Exercise objective |
Give the data again exactly as written, skipping any pictures.
=====
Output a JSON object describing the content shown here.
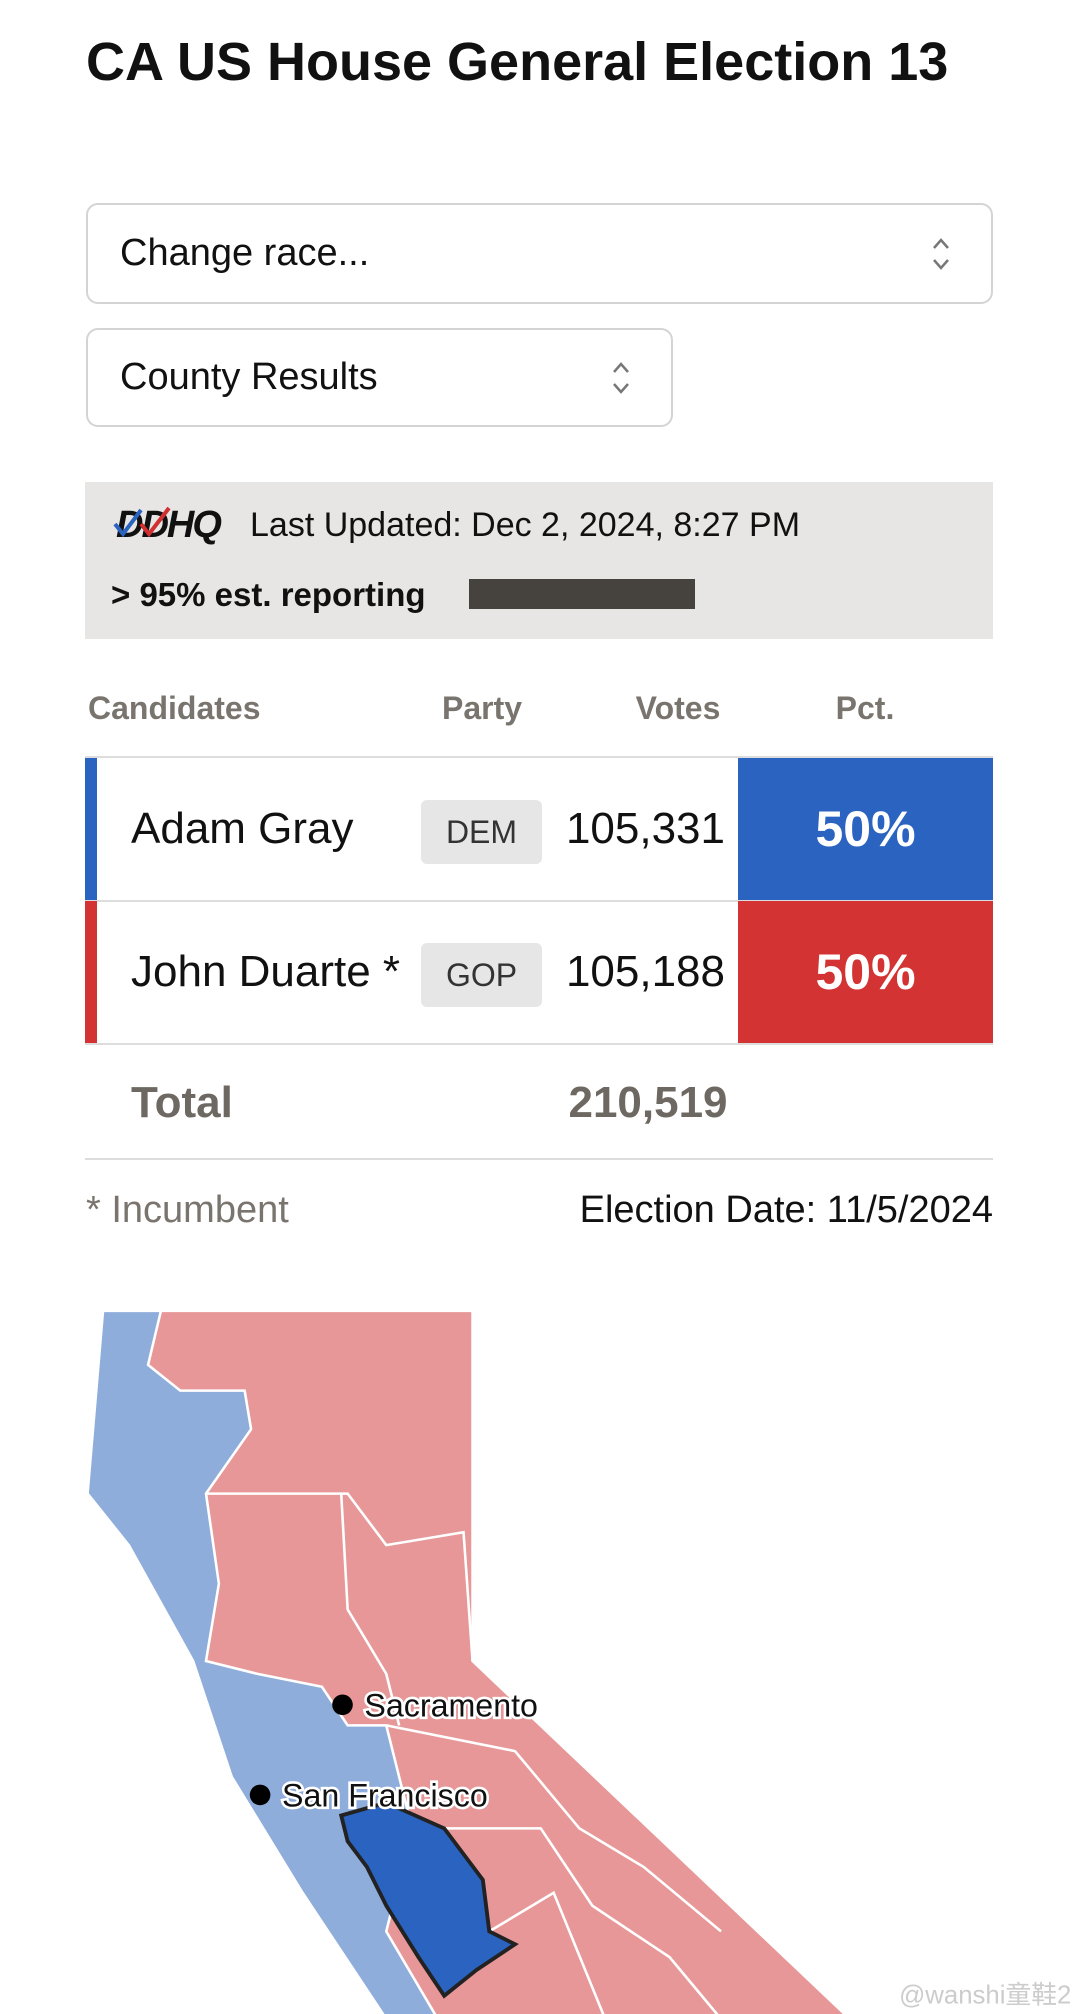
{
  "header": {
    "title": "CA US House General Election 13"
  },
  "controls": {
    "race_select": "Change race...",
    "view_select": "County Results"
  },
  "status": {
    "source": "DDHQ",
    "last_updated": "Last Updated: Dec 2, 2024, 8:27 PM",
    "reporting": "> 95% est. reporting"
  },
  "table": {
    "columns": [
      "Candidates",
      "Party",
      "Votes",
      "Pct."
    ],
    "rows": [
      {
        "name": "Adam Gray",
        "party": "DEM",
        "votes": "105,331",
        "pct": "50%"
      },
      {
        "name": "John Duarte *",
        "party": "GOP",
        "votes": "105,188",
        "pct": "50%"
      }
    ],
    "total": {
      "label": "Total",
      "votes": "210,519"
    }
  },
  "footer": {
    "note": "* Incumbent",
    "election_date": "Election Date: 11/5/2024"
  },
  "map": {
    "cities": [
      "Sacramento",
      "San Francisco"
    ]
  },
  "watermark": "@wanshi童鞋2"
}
=====
Task solution |
Output a JSON object describing the content shown here.
{
  "header": {
    "title": "CA US House General Election 13"
  },
  "controls": {
    "race_select": "Change race...",
    "view_select": "County Results"
  },
  "status": {
    "source": "DDHQ",
    "last_updated": "Last Updated: Dec 2, 2024, 8:27 PM",
    "reporting": "> 95% est. reporting"
  },
  "table": {
    "columns": [
      "Candidates",
      "Party",
      "Votes",
      "Pct."
    ],
    "rows": [
      {
        "name": "Adam Gray",
        "party": "DEM",
        "votes": "105,331",
        "pct": "50%"
      },
      {
        "name": "John Duarte *",
        "party": "GOP",
        "votes": "105,188",
        "pct": "50%"
      }
    ],
    "total": {
      "label": "Total",
      "votes": "210,519"
    }
  },
  "footer": {
    "note": "* Incumbent",
    "election_date": "Election Date: 11/5/2024"
  },
  "map": {
    "cities": [
      "Sacramento",
      "San Francisco"
    ]
  },
  "watermark": "@wanshi童鞋2"
}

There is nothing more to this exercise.